__What is being asked__. Count how many lines hold the string "icon", and give only that number.

__Given records__.
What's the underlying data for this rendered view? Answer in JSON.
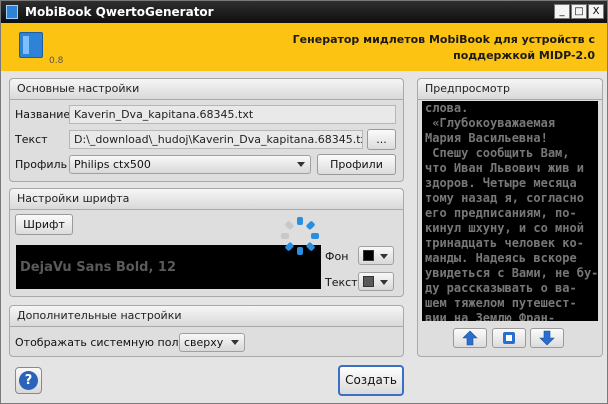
{
  "window": {
    "title": "MobiBook QwertoGenerator",
    "min_glyph": "_",
    "max_glyph": "□",
    "close_glyph": "X"
  },
  "header": {
    "version": "0.8",
    "tagline": "Генератор мидлетов MobiBook для устройств с поддержкой MIDP-2.0",
    "accent_color": "#fdc312"
  },
  "main_settings": {
    "title": "Основные настройки",
    "name_label": "Название",
    "name_value": "Kaverin_Dva_kapitana.68345.txt",
    "text_label": "Текст",
    "text_value": "D:\\_download\\_hudoj\\Kaverin_Dva_kapitana.68345.txt",
    "browse_label": "...",
    "profile_label": "Профиль",
    "profile_value": "Philips ctx500",
    "profiles_button": "Профили"
  },
  "font_settings": {
    "title": "Настройки шрифта",
    "font_button": "Шрифт",
    "font_sample": "DejaVu Sans Bold, 12",
    "bg_label": "Фон",
    "bg_color": "#000000",
    "text_label": "Текст",
    "text_color": "#5a5a5a"
  },
  "extra_settings": {
    "title": "Дополнительные настройки",
    "statusbar_label": "Отображать системную полосу",
    "statusbar_value": "сверху"
  },
  "preview": {
    "title": "Предпросмотр",
    "lines": [
      "слова.",
      " «Глубокоуважаемая",
      "Мария Васильевна!",
      " Спешу сообщить Вам,",
      "что Иван Львович жив и",
      "здоров. Четыре месяца",
      "тому назад я, согласно",
      "его предписаниям, по-",
      "кинул шхуну, и со мной",
      "тринадцать человек ко-",
      "манды. Надеясь вскоре",
      "увидеться с Вами, не бу-",
      "ду рассказывать о ва-",
      "шем тяжелом путешест-",
      "вии на Землю Фран-"
    ],
    "up_icon": "arrow-up-icon",
    "stop_icon": "stop-icon",
    "down_icon": "arrow-down-icon"
  },
  "footer": {
    "help_glyph": "?",
    "create_button": "Создать"
  }
}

__Exercise response__. 3